WRITTEN INSTRUCTION: From the entries below, please gather each line containing the string "mundo".

** Start **

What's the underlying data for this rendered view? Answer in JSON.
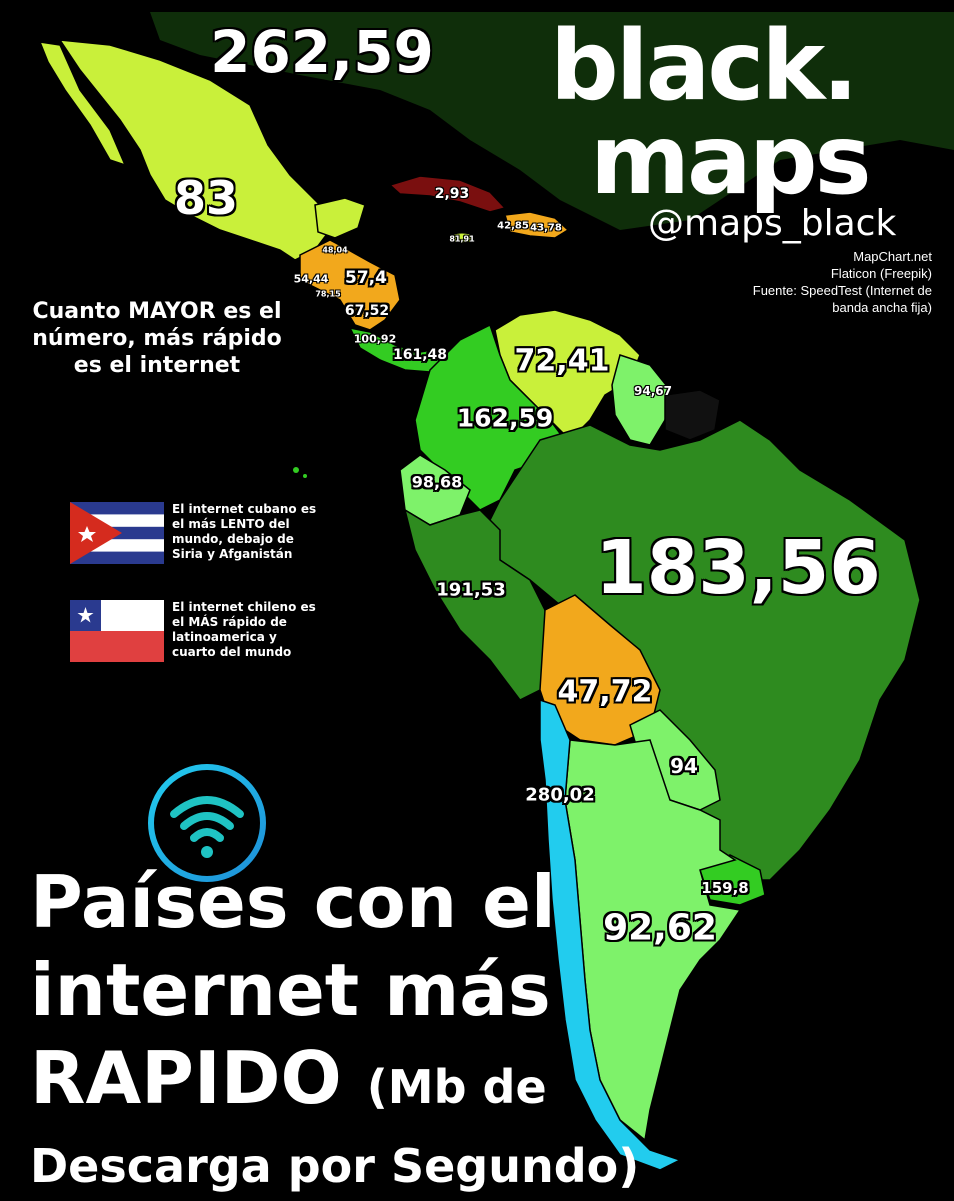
{
  "brand": {
    "line1": "black.",
    "line2": "maps",
    "handle": "@maps_black"
  },
  "credits": [
    "MapChart.net",
    "Flaticon (Freepik)",
    "Fuente: SpeedTest (Internet de",
    "banda ancha fija)"
  ],
  "note": "Cuanto MAYOR es el número, más rápido es el internet",
  "cuba_note": "El internet cubano es el más LENTO del mundo, debajo de Siria y Afganistán",
  "chile_note": "El internet chileno es el MÁS rápido de latinoamerica y cuarto del mundo",
  "title": {
    "line1": "Países con el",
    "line2": "internet más",
    "line3_big": "RAPIDO",
    "line3_small": "(Mb de",
    "line4": "Descarga por Segundo)"
  },
  "labels": {
    "usa": "262,59",
    "mexico": "83",
    "cuba": "2,93",
    "jamaica": "81,91",
    "haiti": "42,85",
    "dominican": "43,78",
    "belize": "48,04",
    "guatemala": "54,44",
    "honduras": "57,4",
    "el_salvador": "78,15",
    "nicaragua": "67,52",
    "costa_rica": "100,92",
    "panama": "161,48",
    "venezuela": "72,41",
    "guyana": "94,67",
    "colombia": "162,59",
    "ecuador": "98,68",
    "brazil": "183,56",
    "peru": "191,53",
    "bolivia": "47,72",
    "paraguay": "94",
    "chile": "280,02",
    "uruguay": "159,8",
    "argentina": "92,62"
  },
  "colors": {
    "background": "#000000",
    "dark_green": "#2e8b1f",
    "bright_green": "#33cc22",
    "light_green": "#7ef26a",
    "yellow_green": "#c9f03a",
    "orange": "#f2a81c",
    "cyan": "#22ccee",
    "dark_red": "#7a0f0f",
    "usa_dark": "#0f2e0a"
  }
}
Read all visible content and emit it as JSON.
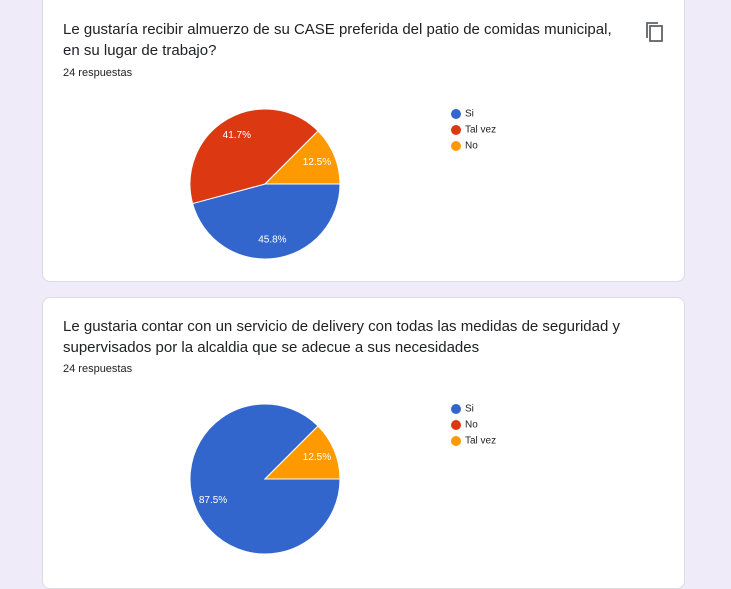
{
  "chart_data": [
    {
      "type": "pie",
      "title": "Le gustaría recibir almuerzo de su CASE preferida del patio de comidas municipal, en su lugar de trabajo?",
      "subtitle": "24 respuestas",
      "categories": [
        "Si",
        "Tal vez",
        "No"
      ],
      "values": [
        45.8,
        41.7,
        12.5
      ],
      "value_labels": [
        "45.8%",
        "41.7%",
        "12.5%"
      ],
      "colors": [
        "#3366cc",
        "#dc3912",
        "#ff9900"
      ]
    },
    {
      "type": "pie",
      "title": "Le gustaria contar con un servicio de delivery con todas las medidas de seguridad y supervisados por la alcaldia que se adecue a sus necesidades",
      "subtitle": "24 respuestas",
      "categories": [
        "Si",
        "No",
        "Tal vez"
      ],
      "values": [
        87.5,
        0,
        12.5
      ],
      "value_labels": [
        "87.5%",
        null,
        "12.5%"
      ],
      "colors": [
        "#3366cc",
        "#dc3912",
        "#ff9900"
      ]
    }
  ]
}
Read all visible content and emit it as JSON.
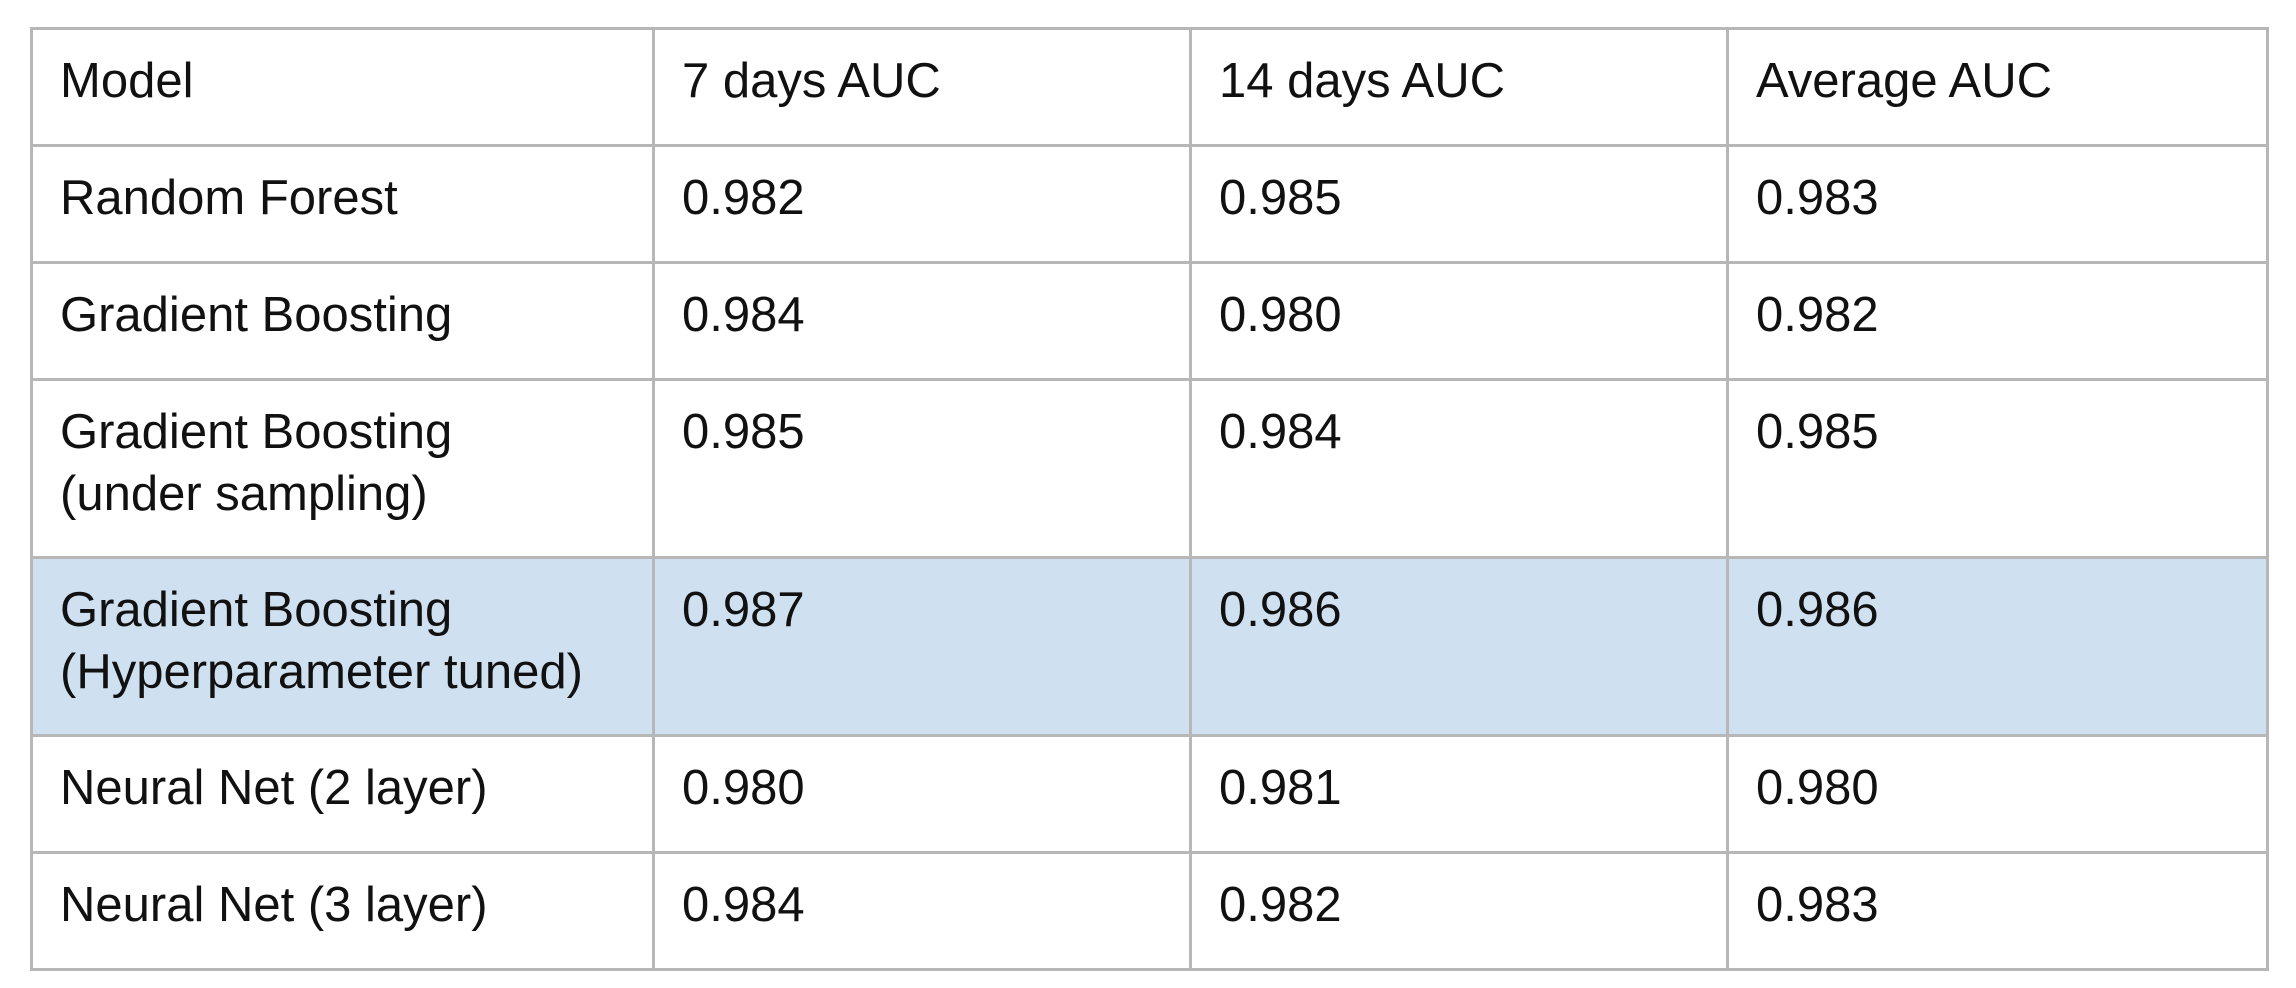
{
  "table": {
    "headers": [
      "Model",
      "7 days AUC",
      "14 days AUC",
      "Average AUC"
    ],
    "rows": [
      {
        "model": [
          "Random Forest"
        ],
        "auc_7": "0.982",
        "auc_14": "0.985",
        "avg": "0.983",
        "highlighted": false
      },
      {
        "model": [
          "Gradient Boosting"
        ],
        "auc_7": "0.984",
        "auc_14": "0.980",
        "avg": "0.982",
        "highlighted": false
      },
      {
        "model": [
          "Gradient Boosting",
          "(under sampling)"
        ],
        "auc_7": "0.985",
        "auc_14": "0.984",
        "avg": "0.985",
        "highlighted": false
      },
      {
        "model": [
          "Gradient Boosting",
          "(Hyperparameter tuned)"
        ],
        "auc_7": "0.987",
        "auc_14": "0.986",
        "avg": "0.986",
        "highlighted": true
      },
      {
        "model": [
          "Neural Net (2 layer)"
        ],
        "auc_7": "0.980",
        "auc_14": "0.981",
        "avg": "0.980",
        "highlighted": false
      },
      {
        "model": [
          "Neural Net (3 layer)"
        ],
        "auc_7": "0.984",
        "auc_14": "0.982",
        "avg": "0.983",
        "highlighted": false
      }
    ],
    "highlight_color": "#cfe0f0",
    "border_color": "#b7b7b7"
  }
}
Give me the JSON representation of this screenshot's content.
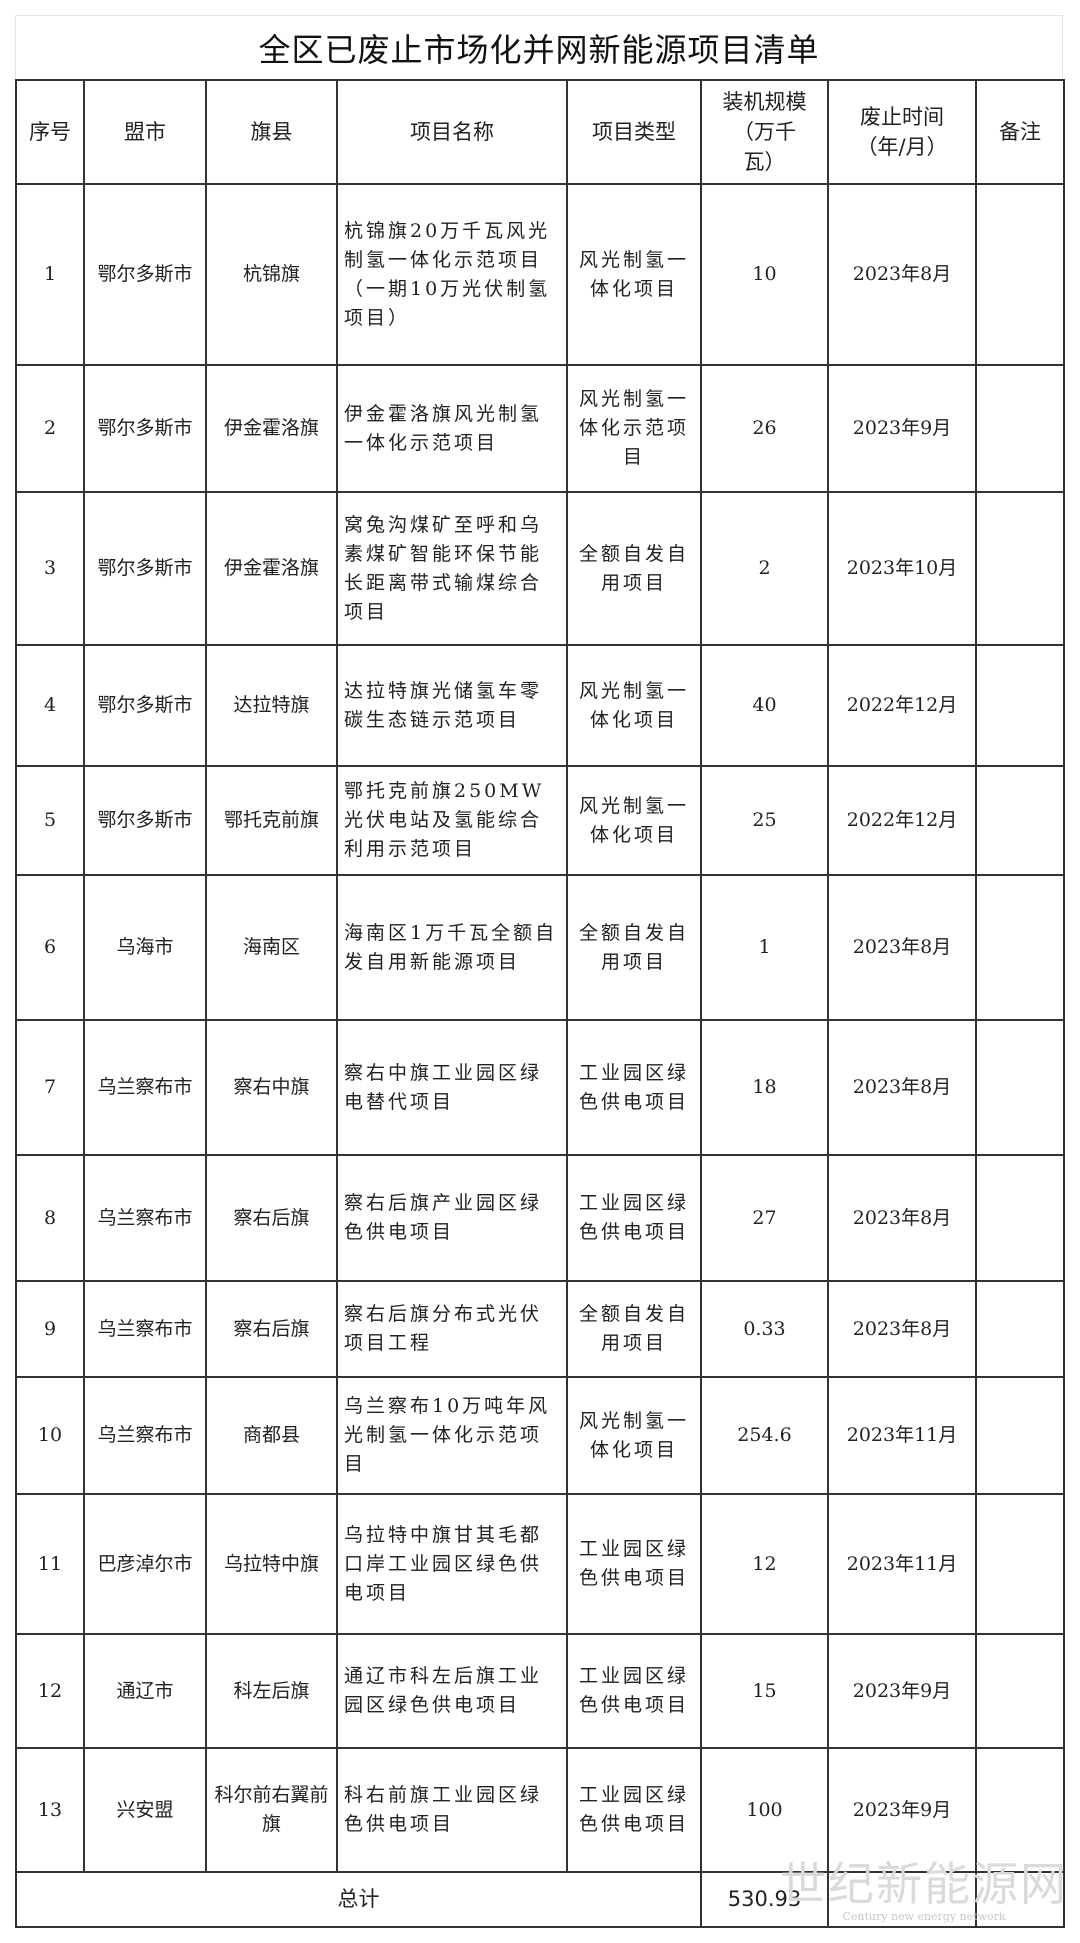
{
  "title": "全区已废止市场化并网新能源项目清单",
  "headers": {
    "seq": "序号",
    "league_city": "盟市",
    "banner_county": "旗县",
    "project_name": "项目名称",
    "project_type": "项目类型",
    "capacity": "装机规模（万千瓦）",
    "abolish_time": "废止时间（年/月）",
    "remarks": "备注"
  },
  "rows": [
    {
      "seq": "1",
      "city": "鄂尔多斯市",
      "county": "杭锦旗",
      "name": "杭锦旗20万千瓦风光制氢一体化示范项目（一期10万光伏制氢项目）",
      "type": "风光制氢一体化项目",
      "capacity": "10",
      "time": "2023年8月",
      "remark": ""
    },
    {
      "seq": "2",
      "city": "鄂尔多斯市",
      "county": "伊金霍洛旗",
      "name": "伊金霍洛旗风光制氢一体化示范项目",
      "type": "风光制氢一体化示范项目",
      "capacity": "26",
      "time": "2023年9月",
      "remark": ""
    },
    {
      "seq": "3",
      "city": "鄂尔多斯市",
      "county": "伊金霍洛旗",
      "name": "窝兔沟煤矿至呼和乌素煤矿智能环保节能长距离带式输煤综合项目",
      "type": "全额自发自用项目",
      "capacity": "2",
      "time": "2023年10月",
      "remark": ""
    },
    {
      "seq": "4",
      "city": "鄂尔多斯市",
      "county": "达拉特旗",
      "name": "达拉特旗光储氢车零碳生态链示范项目",
      "type": "风光制氢一体化项目",
      "capacity": "40",
      "time": "2022年12月",
      "remark": ""
    },
    {
      "seq": "5",
      "city": "鄂尔多斯市",
      "county": "鄂托克前旗",
      "name": "鄂托克前旗250MW光伏电站及氢能综合利用示范项目",
      "type": "风光制氢一体化项目",
      "capacity": "25",
      "time": "2022年12月",
      "remark": ""
    },
    {
      "seq": "6",
      "city": "乌海市",
      "county": "海南区",
      "name": "海南区1万千瓦全额自发自用新能源项目",
      "type": "全额自发自用项目",
      "capacity": "1",
      "time": "2023年8月",
      "remark": ""
    },
    {
      "seq": "7",
      "city": "乌兰察布市",
      "county": "察右中旗",
      "name": "察右中旗工业园区绿电替代项目",
      "type": "工业园区绿色供电项目",
      "capacity": "18",
      "time": "2023年8月",
      "remark": ""
    },
    {
      "seq": "8",
      "city": "乌兰察布市",
      "county": "察右后旗",
      "name": "察右后旗产业园区绿色供电项目",
      "type": "工业园区绿色供电项目",
      "capacity": "27",
      "time": "2023年8月",
      "remark": ""
    },
    {
      "seq": "9",
      "city": "乌兰察布市",
      "county": "察右后旗",
      "name": "察右后旗分布式光伏项目工程",
      "type": "全额自发自用项目",
      "capacity": "0.33",
      "time": "2023年8月",
      "remark": ""
    },
    {
      "seq": "10",
      "city": "乌兰察布市",
      "county": "商都县",
      "name": "乌兰察布10万吨年风光制氢一体化示范项目",
      "type": "风光制氢一体化项目",
      "capacity": "254.6",
      "time": "2023年11月",
      "remark": ""
    },
    {
      "seq": "11",
      "city": "巴彦淖尔市",
      "county": "乌拉特中旗",
      "name": "乌拉特中旗甘其毛都口岸工业园区绿色供电项目",
      "type": "工业园区绿色供电项目",
      "capacity": "12",
      "time": "2023年11月",
      "remark": ""
    },
    {
      "seq": "12",
      "city": "通辽市",
      "county": "科左后旗",
      "name": "通辽市科左后旗工业园区绿色供电项目",
      "type": "工业园区绿色供电项目",
      "capacity": "15",
      "time": "2023年9月",
      "remark": ""
    },
    {
      "seq": "13",
      "city": "兴安盟",
      "county": "科尔前右翼前旗",
      "name": "科右前旗工业园区绿色供电项目",
      "type": "工业园区绿色供电项目",
      "capacity": "100",
      "time": "2023年9月",
      "remark": ""
    }
  ],
  "total": {
    "label": "总计",
    "capacity": "530.93"
  },
  "watermark": {
    "main": "世纪新能源网",
    "sub": "Century new energy network"
  }
}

** End **

EXERCISE RESULT:
  "cuba_note": "El internet cubano es el más LENTO del mundo, debajo de Siria y Afganistán",
  "chile_note": "El internet chileno es el MÁS rápido de latinoamerica y cuarto del mundo",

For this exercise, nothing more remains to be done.